## WHAT IS EXPECTED
Where a line holds the word "funding", copy that line.

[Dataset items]
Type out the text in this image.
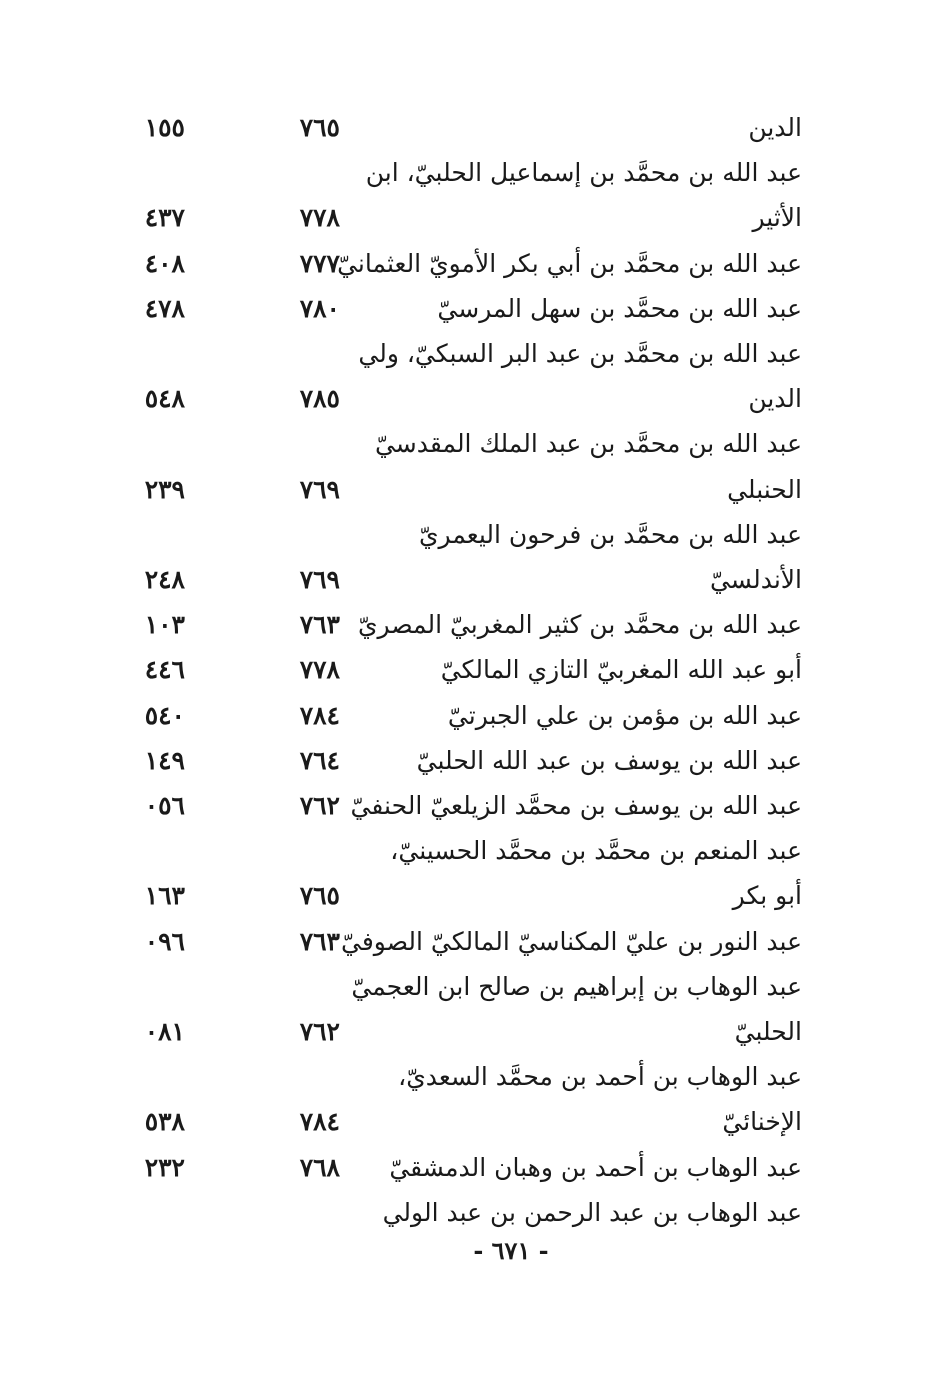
الدين
٧٦٥
١٥٥
عبد الله بن محمَّد بن إسماعيل الحلبيّ، ابن
الأثير
٧٧٨
٤٣٧
عبد الله بن محمَّد بن أبي بكر الأمويّ العثمانيّ
٧٧٧
٤٠٨
عبد الله بن محمَّد بن سهل المرسيّ
٧٨٠
٤٧٨
عبد الله بن محمَّد بن عبد البر السبكيّ، ولي
الدين
٧٨٥
٥٤٨
عبد الله بن محمَّد بن عبد الملك المقدسيّ
الحنبلي
٧٦٩
٢٣٩
عبد الله بن محمَّد بن فرحون اليعمريّ
الأندلسيّ
٧٦٩
٢٤٨
عبد الله بن محمَّد بن كثير المغربيّ المصريّ
٧٦٣
١٠٣
أبو عبد الله المغربيّ التازي المالكيّ
٧٧٨
٤٤٦
عبد الله بن مؤمن بن علي الجبرتيّ
٧٨٤
٥٤٠
عبد الله بن يوسف بن عبد الله الحلبيّ
٧٦٤
١٤٩
عبد الله بن يوسف بن محمَّد الزيلعيّ الحنفيّ
٧٦٢
٠٥٦
عبد المنعم بن محمَّد بن محمَّد الحسينيّ،
أبو بكر
٧٦٥
١٦٣
عبد النور بن عليّ المكناسيّ المالكيّ الصوفيّ
٧٦٣
٠٩٦
عبد الوهاب بن إبراهيم بن صالح ابن العجميّ
الحلبيّ
٧٦٢
٠٨١
عبد الوهاب بن أحمد بن محمَّد السعديّ،
الإخنائيّ
٧٨٤
٥٣٨
عبد الوهاب بن أحمد بن وهبان الدمشقيّ
٧٦٨
٢٣٢
عبد الوهاب بن عبد الرحمن بن عبد الولي
- ٦٧١ -
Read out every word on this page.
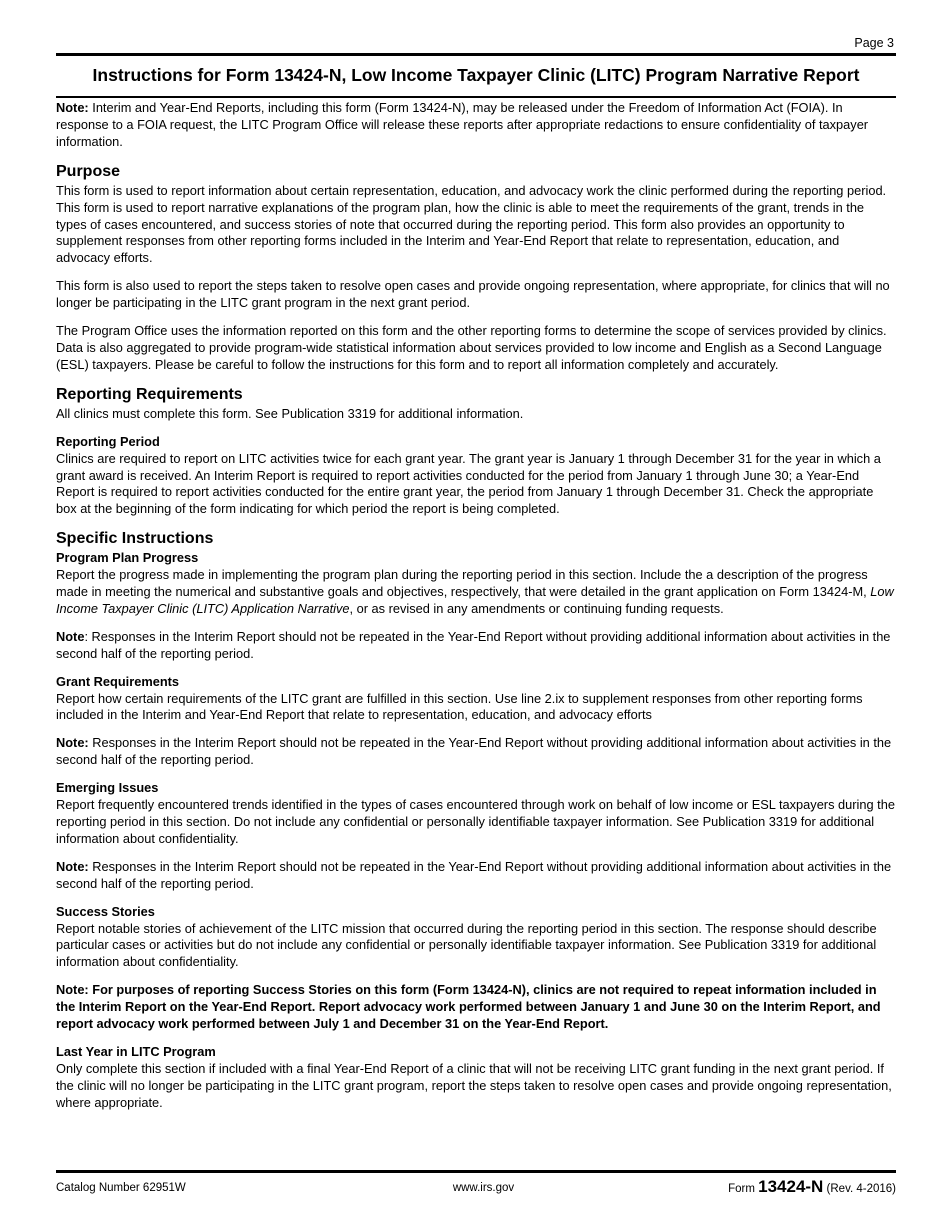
Page 3
Instructions for Form 13424-N, Low Income Taxpayer Clinic (LITC) Program Narrative Report

Note: Interim and Year-End Reports, including this form (Form 13424-N), may be released under the Freedom of Information Act (FOIA). In response to a FOIA request, the LITC Program Office will release these reports after appropriate redactions to ensure confidentiality of taxpayer information.

Purpose

This form is used to report information about certain representation, education, and advocacy work the clinic performed during the reporting period. This form is used to report narrative explanations of the program plan, how the clinic is able to meet the requirements of the grant, trends in the types of cases encountered, and success stories of note that occurred during the reporting period. This form also provides an opportunity to supplement responses from other reporting forms included in the Interim and Year-End Report that relate to representation, education, and advocacy efforts.

This form is also used to report the steps taken to resolve open cases and provide ongoing representation, where appropriate, for clinics that will no longer be participating in the LITC grant program in the next grant period.

The Program Office uses the information reported on this form and the other reporting forms to determine the scope of services provided by clinics. Data is also aggregated to provide program-wide statistical information about services provided to low income and English as a Second Language (ESL) taxpayers. Please be careful to follow the instructions for this form and to report all information completely and accurately.

Reporting Requirements

All clinics must complete this form. See Publication 3319 for additional information.

Reporting Period

Clinics are required to report on LITC activities twice for each grant year. The grant year is January 1 through December 31 for the year in which a grant award is received. An Interim Report is required to report activities conducted for the period from January 1 through June 30; a Year-End Report is required to report activities conducted for the entire grant year, the period from January 1 through December 31. Check the appropriate box at the beginning of the form indicating for which period the report is being completed.

Specific Instructions
Program Plan Progress

Report the progress made in implementing the program plan during the reporting period in this section. Include the a description of the progress made in meeting the numerical and substantive goals and objectives, respectively, that were detailed in the grant application on Form 13424-M, Low Income Taxpayer Clinic (LITC) Application Narrative, or as revised in any amendments or continuing funding requests.

Note: Responses in the Interim Report should not be repeated in the Year-End Report without providing additional information about activities in the second half of the reporting period.

Grant Requirements

Report how certain requirements of the LITC grant are fulfilled in this section. Use line 2.ix to supplement responses from other reporting forms included in the Interim and Year-End Report that relate to representation, education, and advocacy efforts

Note: Responses in the Interim Report should not be repeated in the Year-End Report without providing additional information about activities in the second half of the reporting period.

Emerging Issues

Report frequently encountered trends identified in the types of cases encountered through work on behalf of low income or ESL taxpayers during the reporting period in this section. Do not include any confidential or personally identifiable taxpayer information. See Publication 3319 for additional information about confidentiality.

Note: Responses in the Interim Report should not be repeated in the Year-End Report without providing additional information about activities in the second half of the reporting period.

Success Stories

Report notable stories of achievement of the LITC mission that occurred during the reporting period in this section. The response should describe particular cases or activities but do not include any confidential or personally identifiable taxpayer information. See Publication 3319 for additional information about confidentiality.

Note: For purposes of reporting Success Stories on this form (Form 13424-N), clinics are not required to repeat information included in the Interim Report on the Year-End Report. Report advocacy work performed between January 1 and June 30 on the Interim Report, and report advocacy work performed between July 1 and December 31 on the Year-End Report.

Last Year in LITC Program

Only complete this section if included with a final Year-End Report of a clinic that will not be receiving LITC grant funding in the next grant period. If the clinic will no longer be participating in the LITC grant program, report the steps taken to resolve open cases and provide ongoing representation, where appropriate.

Catalog Number 62951W	www.irs.gov	Form 13424-N (Rev. 4-2016)
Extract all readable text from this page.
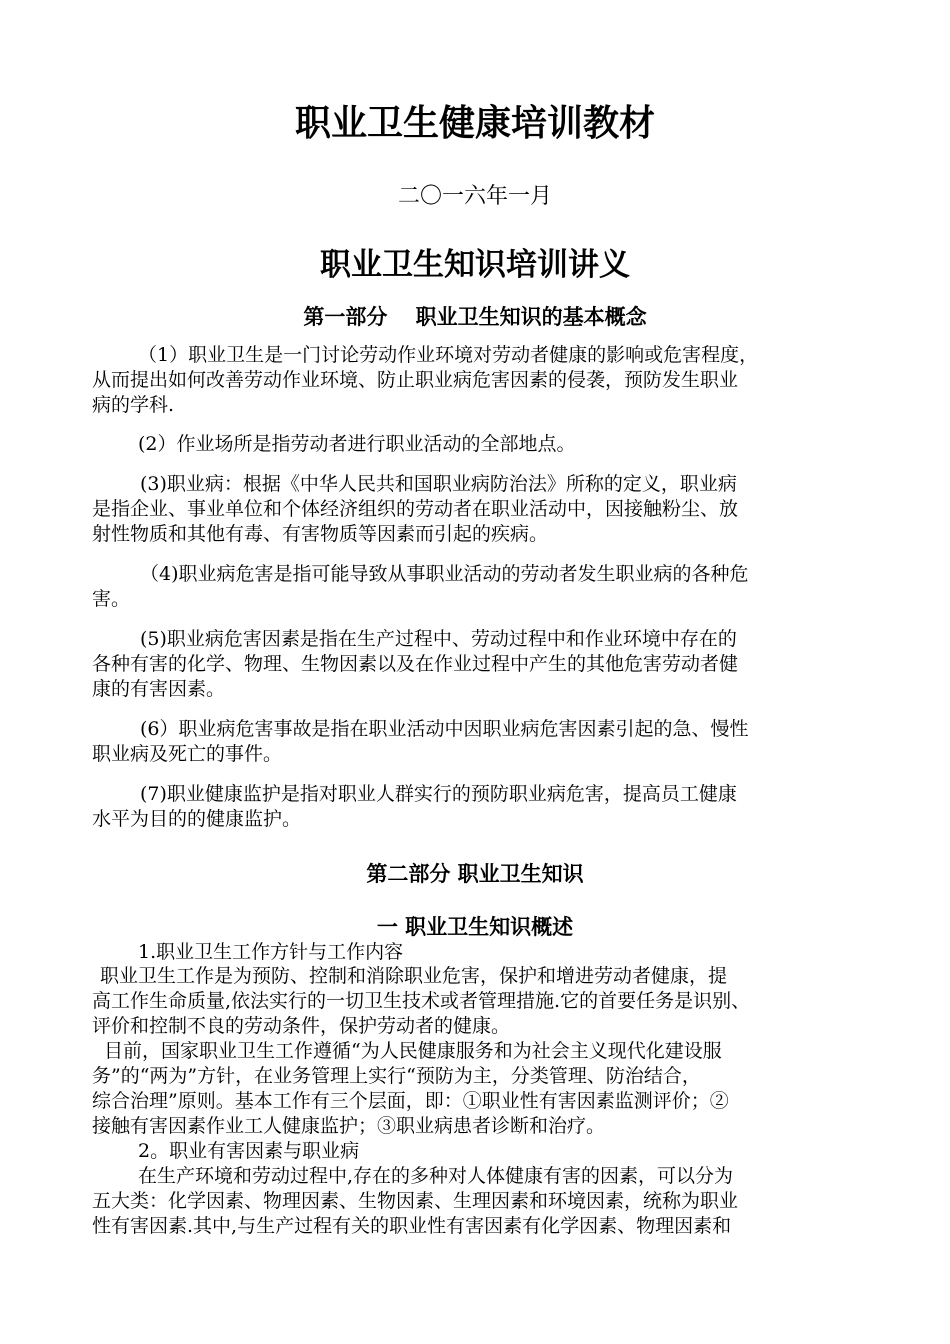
职业卫生健康培训教材
二〇一六年一月
职业卫生知识培训讲义
第一部分　 职业卫生知识的基本概念
（1）职业卫生是一门讨论劳动作业环境对劳动者健康的影响或危害程度，
从而提出如何改善劳动作业环境、防止职业病危害因素的侵袭，预防发生职业
病的学科.
(2）作业场所是指劳动者进行职业活动的全部地点。
(3)职业病：根据《中华人民共和国职业病防治法》所称的定义，职业病
是指企业、事业单位和个体经济组织的劳动者在职业活动中，因接触粉尘、放
射性物质和其他有毒、有害物质等因素而引起的疾病。
（4)职业病危害是指可能导致从事职业活动的劳动者发生职业病的各种危
害。
(5)职业病危害因素是指在生产过程中、劳动过程中和作业环境中存在的
各种有害的化学、物理、生物因素以及在作业过程中产生的其他危害劳动者健
康的有害因素。
(6）职业病危害事故是指在职业活动中因职业病危害因素引起的急、慢性
职业病及死亡的事件。
(7)职业健康监护是指对职业人群实行的预防职业病危害，提高员工健康
水平为目的的健康监护。
第二部分 职业卫生知识
一 职业卫生知识概述
1.职业卫生工作方针与工作内容
职业卫生工作是为预防、控制和消除职业危害，保护和增进劳动者健康，提
高工作生命质量,依法实行的一切卫生技术或者管理措施.它的首要任务是识别、
评价和控制不良的劳动条件，保护劳动者的健康。
目前，国家职业卫生工作遵循“为人民健康服务和为社会主义现代化建设服
务”的“两为”方针，在业务管理上实行“预防为主，分类管理、防治结合，
综合治理”原则。基本工作有三个层面，即：①职业性有害因素监测评价；②
接触有害因素作业工人健康监护；③职业病患者诊断和治疗。
2。职业有害因素与职业病
在生产环境和劳动过程中,存在的多种对人体健康有害的因素，可以分为
五大类：化学因素、物理因素、生物因素、生理因素和环境因素，统称为职业
性有害因素.其中,与生产过程有关的职业性有害因素有化学因素、物理因素和
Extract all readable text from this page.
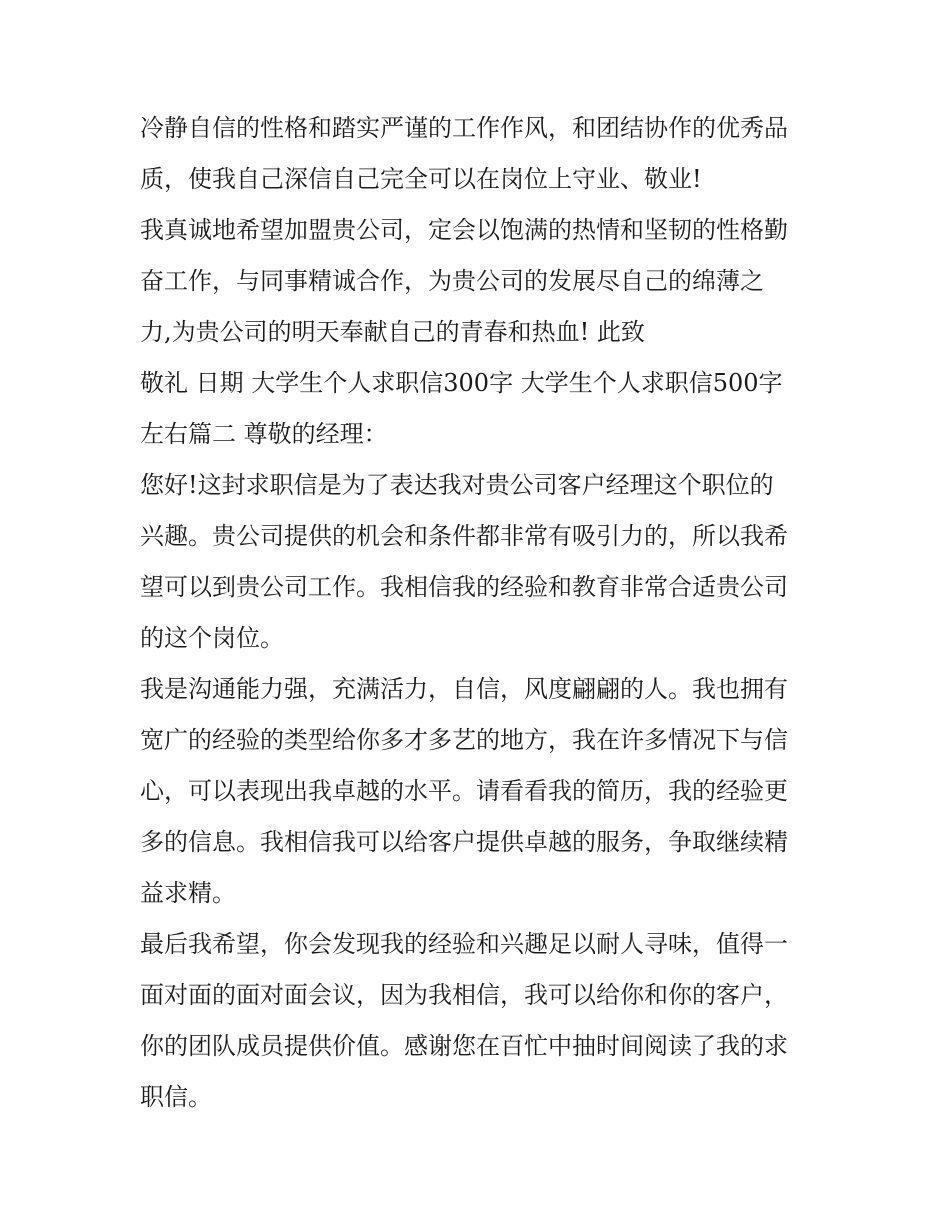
冷静自信的性格和踏实严谨的工作作风，和团结协作的优秀品
质，使我自己深信自己完全可以在岗位上守业、敬业!
我真诚地希望加盟贵公司，定会以饱满的热情和坚韧的性格勤
奋工作，与同事精诚合作，为贵公司的发展尽自己的绵薄之
力,为贵公司的明天奉献自己的青春和热血! 此致
敬礼 日期 大学生个人求职信300字 大学生个人求职信500字
左右篇二 尊敬的经理：
您好!这封求职信是为了表达我对贵公司客户经理这个职位的
兴趣。贵公司提供的机会和条件都非常有吸引力的，所以我希
望可以到贵公司工作。我相信我的经验和教育非常合适贵公司
的这个岗位。
我是沟通能力强，充满活力，自信，风度翩翩的人。我也拥有
宽广的经验的类型给你多才多艺的地方，我在许多情况下与信
心，可以表现出我卓越的水平。请看看我的简历，我的经验更
多的信息。我相信我可以给客户提供卓越的服务，争取继续精
益求精。
最后我希望，你会发现我的经验和兴趣足以耐人寻味，值得一
面对面的面对面会议，因为我相信，我可以给你和你的客户，
你的团队成员提供价值。感谢您在百忙中抽时间阅读了我的求
职信。
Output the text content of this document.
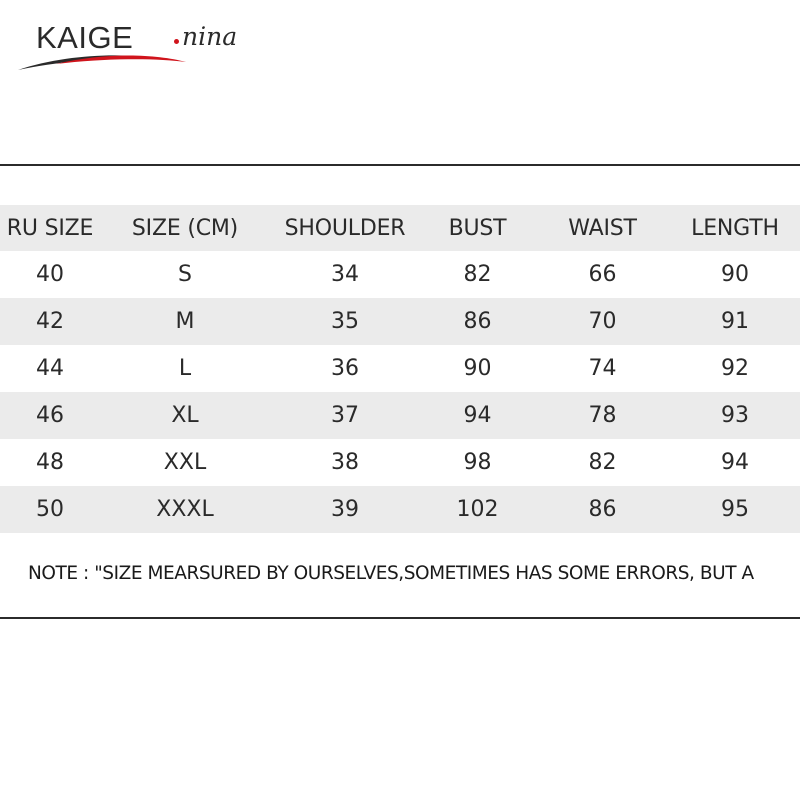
KAIGE nina
RU SIZE	SIZE (CM)	SHOULDER	BUST	WAIST	LENGTH
40	S	34	82	66	90
42	M	35	86	70	91
44	L	36	90	74	92
46	XL	37	94	78	93
48	XXL	38	98	82	94
50	XXXL	39	102	86	95
NOTE : "SIZE MEARSURED BY OURSELVES,SOMETIMES HAS SOME ERRORS, BUT A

## RESULT FOR THIS EXERCISE
Report the progress made in implementing the program plan during the reporting period in this section. Include the a description of the progress made in meeting the numerical and substantive goals and objectives, respectively, that were detailed in the grant application on Form 13424-M, Low Income Taxpayer Clinic (LITC) Application Narrative, or as revised in any amendments or continuing funding requests.
Only complete this section if included with a final Year-End Report of a clinic that will not be receiving LITC grant funding in the next grant period. If the clinic will no longer be participating in the LITC grant program, report the steps taken to resolve open cases and provide ongoing representation, where appropriate.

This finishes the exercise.